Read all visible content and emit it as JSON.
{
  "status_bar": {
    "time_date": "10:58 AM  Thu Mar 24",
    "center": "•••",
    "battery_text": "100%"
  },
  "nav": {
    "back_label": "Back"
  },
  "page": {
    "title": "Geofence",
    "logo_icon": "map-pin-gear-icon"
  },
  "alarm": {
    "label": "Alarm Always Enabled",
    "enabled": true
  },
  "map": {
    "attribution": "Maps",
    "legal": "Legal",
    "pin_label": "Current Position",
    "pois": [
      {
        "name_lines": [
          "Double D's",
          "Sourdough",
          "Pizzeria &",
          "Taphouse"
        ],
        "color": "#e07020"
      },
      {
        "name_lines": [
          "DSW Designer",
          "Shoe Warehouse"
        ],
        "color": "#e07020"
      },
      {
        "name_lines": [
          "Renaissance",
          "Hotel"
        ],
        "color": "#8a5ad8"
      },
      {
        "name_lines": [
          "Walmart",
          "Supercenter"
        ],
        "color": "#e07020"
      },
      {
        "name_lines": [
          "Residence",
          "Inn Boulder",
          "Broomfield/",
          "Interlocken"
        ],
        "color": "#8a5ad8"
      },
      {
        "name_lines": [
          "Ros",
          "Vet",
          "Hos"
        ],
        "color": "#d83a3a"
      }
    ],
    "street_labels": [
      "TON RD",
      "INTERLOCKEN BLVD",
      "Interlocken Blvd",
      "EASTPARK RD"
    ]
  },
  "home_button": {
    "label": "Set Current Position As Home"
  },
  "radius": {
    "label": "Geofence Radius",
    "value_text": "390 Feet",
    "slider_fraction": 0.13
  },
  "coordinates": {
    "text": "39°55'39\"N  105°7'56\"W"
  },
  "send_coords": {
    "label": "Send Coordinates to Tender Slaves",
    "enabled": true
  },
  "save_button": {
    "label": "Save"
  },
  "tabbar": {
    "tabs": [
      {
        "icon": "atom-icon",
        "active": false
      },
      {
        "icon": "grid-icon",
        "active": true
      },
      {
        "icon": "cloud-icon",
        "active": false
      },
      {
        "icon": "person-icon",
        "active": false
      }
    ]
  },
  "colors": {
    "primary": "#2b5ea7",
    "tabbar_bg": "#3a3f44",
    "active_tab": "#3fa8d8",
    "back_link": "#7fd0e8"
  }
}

__Your task__: Copy out all lines that carry the word "icon".

__Exercise solution__:
    "logo_icon": "map-pin-gear-icon"
        "icon": "atom-icon",
        "icon": "grid-icon",
        "icon": "cloud-icon",
        "icon": "person-icon",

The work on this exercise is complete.